**DOCUMENT SEGMENT**

........

Our judicial review case against the Ombudsman in an nutshell – and what it means for WASPI women.

As promised, we are now in a position to share our legal arguments about where the Ombudsman has gone wrong in deciding whether WASPI women have suffered injustice. They are set out in full in the Bindmans solicitors’ letter which can be read on the link below. Note, some parts have had to be redacted (blanked out) because they refer to information about the Ombudsman’s draft Stage 3 report which is confidential at this time.

The key points in the letter are:

  1. In his Stage 1 report, the Ombudsman found the DWP had, since 1995, failed to provide timely information about changes to the State Pension age for affected WASPI women. The DWP ultimately started its direct mailing campaign to inform them in April 2009, but should have started much sooner. The Ombudsman concluded at §171-172 of his report that,“[i]f the maladministration had not happened, DWP would have begun writing to affected women by December 2006 at the latest, 28 months earlier than it did”.
  2. In the currently unpublished Stage 2 Report, the Ombudsman examines whether this maladministration led to injustice and, if it did, what that injustice was.
  3. He focuses on six sample complainants (the people discussed in the Stage 1 report). All of them told the Ombudsman that they made key decisions in their lives that would have been different had they known their state retirement ages had been changed. All said they had suffered financial losses because of this as well as loss of the opportunity to make different choices, stress, anguish and upset.
  4. The Ombudsman’s view is that none of the sample complainants suffered direct financial loss as a result of the DWP maladministration. He says this because, on his calculations, all made their key decisions before the date they would have received their letters from the DWP had those letters been sent out when they should have been. In other words, if there had been no DWP maladministration, it would have made no difference to their decisions.
  5. To reach this remarkable conclusion and work out when they should have received their letters, the Ombudsman counted 28 months backwards from the date the women in fact received their letters (or should have, in the case those who never received a letter). For example, he considered the case of one sample complainant who was sent a DWP letter in October 2013 which was amongst one of the last batches of letters sent. He then counted backwards from October 2013, concluding that without the DWP’s maladministration she would have received a letter 28 months earlier, so in June 2011. By then, she had already decided to give up a job believing her state pension date was unchanged.
  6. But this approach makes no sense. Legally, it is irrational. That is because Ombudsman’s Stage 1 report conclusion was that letters should have started being sent out from December 2006 at the latest (and he also said all would have been sent out in 31 months). So the logical way to calculate when women would have received their DWP letters had there been no maladministration is to count forward from December 2006 (at the latest). All women would have received their letters by July 2009. A woman who was contemplating giving up her job in 2010, for example, would know by then that her state retirement age had been changed.
  7. Why does this matter? In short, it makes a massive difference to the injustice that the maladministration caused. If someone gave up a job because they did not know their state retirement age had been put back, their direct financial losses could be considerable. Any woman who made significant choices like this between 2006 and July 2009 could potentially have suffered direct financial loss as a result of maladministration which is very unlikely to be compensated for on the Ombudsman’s ‘counting backwards 28 months’ approach.

........

**MATERIAL PROVIDED**

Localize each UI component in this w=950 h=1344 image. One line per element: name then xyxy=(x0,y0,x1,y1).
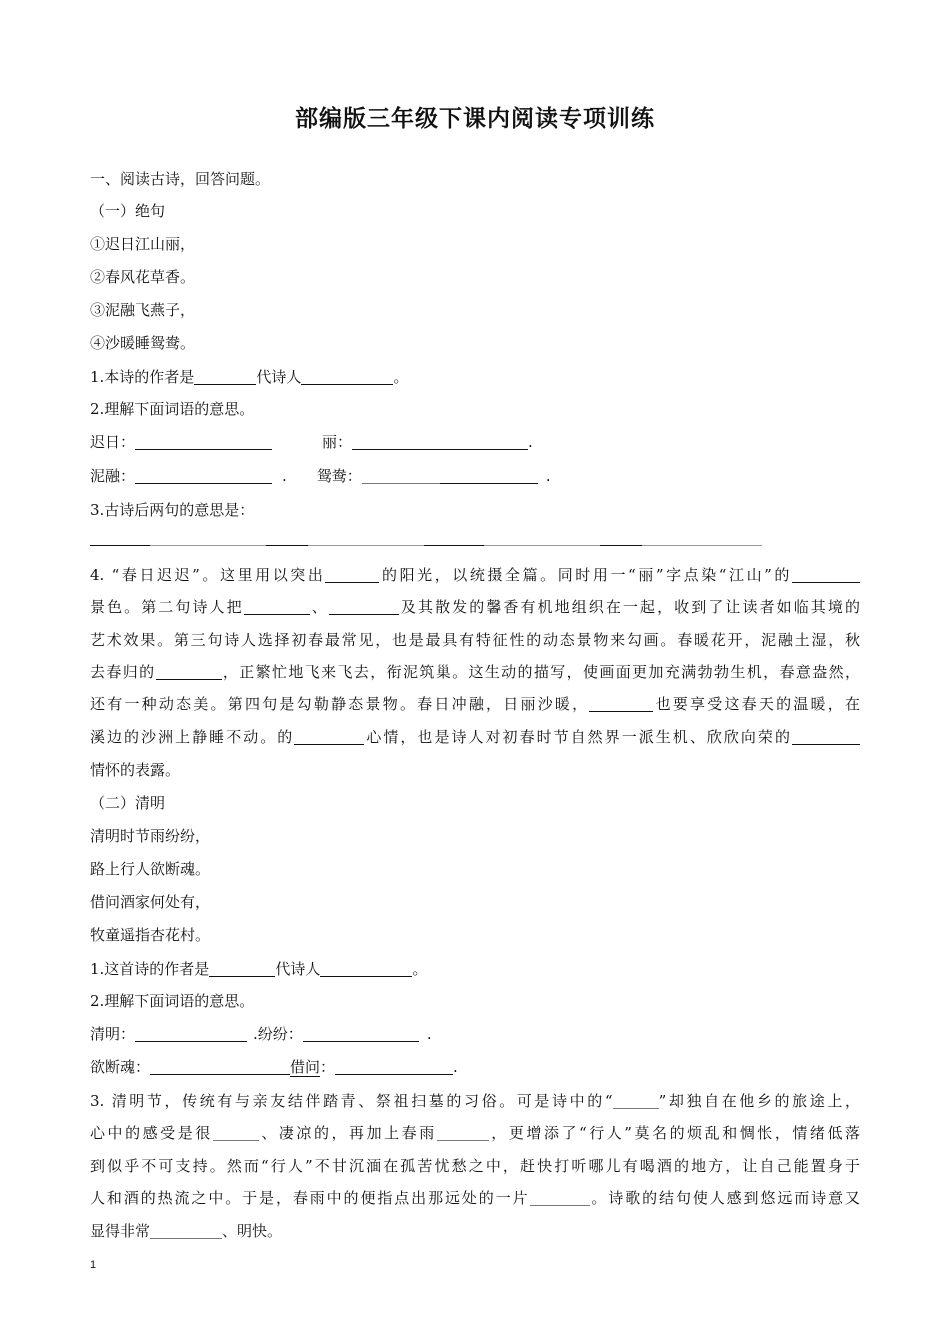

........

**EXERCISES TO COMPLETE**
1. In the WASPI judicial review text, by what date at the latest did the Ombudsman find the DWP would have begun writing to affected women without the maladministration?
2. Please rewrite everything in the WASPI judicial review text from "2. In the currently" down to "anguish and upset.", changing "anguish" to "distress".

**SOLUTION SET**
1. By December 2006.

2.
2. In the currently unpublished Stage 2 Report, the Ombudsman examines whether this maladministration led to injustice and, if it did, what that injustice was.
  3. He focuses on six sample complainants (the people discussed in the Stage 1 report). All of them told the Ombudsman that they made key decisions in their lives that would have been different had they known their state retirement ages had been changed. All said they had suffered financial losses because of this as well as loss of the opportunity to make different choices, stress, distress and upset.